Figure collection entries

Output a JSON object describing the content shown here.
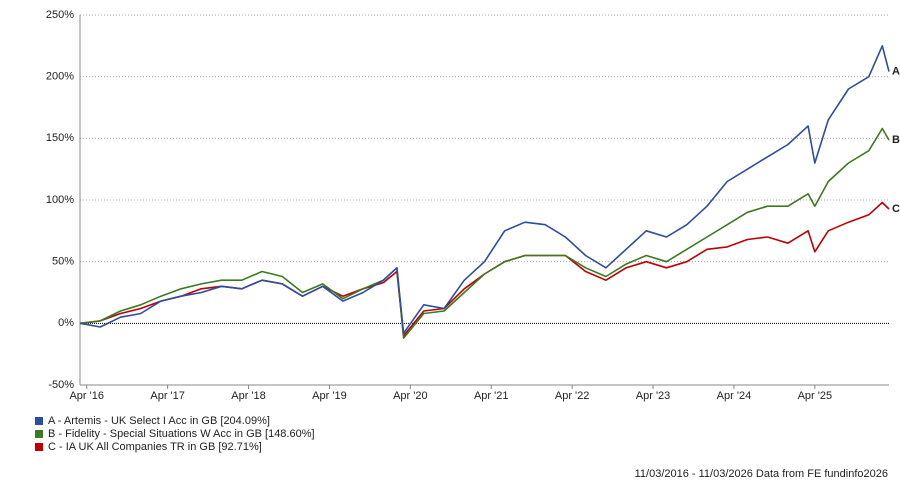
{
  "chart_data": {
    "type": "line",
    "x": [
      "2016-03",
      "2016-06",
      "2016-09",
      "2016-12",
      "2017-03",
      "2017-06",
      "2017-09",
      "2017-12",
      "2018-03",
      "2018-06",
      "2018-09",
      "2018-12",
      "2019-03",
      "2019-06",
      "2019-09",
      "2019-12",
      "2020-02",
      "2020-03",
      "2020-06",
      "2020-09",
      "2020-12",
      "2021-03",
      "2021-06",
      "2021-09",
      "2021-12",
      "2022-03",
      "2022-06",
      "2022-09",
      "2022-12",
      "2023-03",
      "2023-06",
      "2023-09",
      "2023-12",
      "2024-03",
      "2024-06",
      "2024-09",
      "2024-12",
      "2025-03",
      "2025-04",
      "2025-06",
      "2025-09",
      "2025-12",
      "2026-02",
      "2026-03"
    ],
    "xlim": [
      "2016-03",
      "2026-03"
    ],
    "xticks": [
      {
        "value": "2016-04",
        "label": "Apr '16"
      },
      {
        "value": "2017-04",
        "label": "Apr '17"
      },
      {
        "value": "2018-04",
        "label": "Apr '18"
      },
      {
        "value": "2019-04",
        "label": "Apr '19"
      },
      {
        "value": "2020-04",
        "label": "Apr '20"
      },
      {
        "value": "2021-04",
        "label": "Apr '21"
      },
      {
        "value": "2022-04",
        "label": "Apr '22"
      },
      {
        "value": "2023-04",
        "label": "Apr '23"
      },
      {
        "value": "2024-04",
        "label": "Apr '24"
      },
      {
        "value": "2025-04",
        "label": "Apr '25"
      }
    ],
    "ylim": [
      -50,
      250
    ],
    "yticks": [
      {
        "value": -50,
        "label": "-50%"
      },
      {
        "value": 0,
        "label": "0%"
      },
      {
        "value": 50,
        "label": "50%"
      },
      {
        "value": 100,
        "label": "100%"
      },
      {
        "value": 150,
        "label": "150%"
      },
      {
        "value": 200,
        "label": "200%"
      },
      {
        "value": 250,
        "label": "250%"
      }
    ],
    "grid": true,
    "series": [
      {
        "name": "A - Artemis - UK Select I Acc in GB [204.09%]",
        "label": "A",
        "color": "#2b4ea2",
        "values": [
          0,
          -3,
          5,
          8,
          18,
          22,
          25,
          30,
          28,
          35,
          32,
          22,
          30,
          18,
          25,
          35,
          45,
          -8,
          15,
          12,
          35,
          50,
          75,
          82,
          80,
          70,
          55,
          45,
          60,
          75,
          70,
          80,
          95,
          115,
          125,
          135,
          145,
          160,
          130,
          165,
          190,
          200,
          225,
          204.09
        ]
      },
      {
        "name": "B - Fidelity - Special Situations W Acc in GB [148.60%]",
        "label": "B",
        "color": "#3c7a1f",
        "values": [
          0,
          2,
          10,
          15,
          22,
          28,
          32,
          35,
          35,
          42,
          38,
          25,
          32,
          20,
          28,
          35,
          45,
          -12,
          8,
          10,
          25,
          40,
          50,
          55,
          55,
          55,
          45,
          38,
          48,
          55,
          50,
          60,
          70,
          80,
          90,
          95,
          95,
          105,
          95,
          115,
          130,
          140,
          158,
          148.6
        ]
      },
      {
        "name": "C - IA UK All Companies TR in GB [92.71%]",
        "label": "C",
        "color": "#c00000",
        "values": [
          0,
          2,
          8,
          12,
          18,
          22,
          28,
          30,
          28,
          35,
          32,
          22,
          30,
          22,
          28,
          33,
          42,
          -10,
          10,
          12,
          28,
          40,
          50,
          55,
          55,
          55,
          42,
          35,
          45,
          50,
          45,
          50,
          60,
          62,
          68,
          70,
          65,
          75,
          58,
          75,
          82,
          88,
          98,
          92.71
        ]
      }
    ],
    "footer": "11/03/2016 - 11/03/2026 Data from FE fundinfo2026"
  }
}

What needs to be done —
Above are the records. Identify each line that contains the word "name".

Output —
        "name": "A - Artemis - UK Select I Acc in GB [204.09%]",
        "name": "B - Fidelity - Special Situations W Acc in GB [148.60%]",
        "name": "C - IA UK All Companies TR in GB [92.71%]",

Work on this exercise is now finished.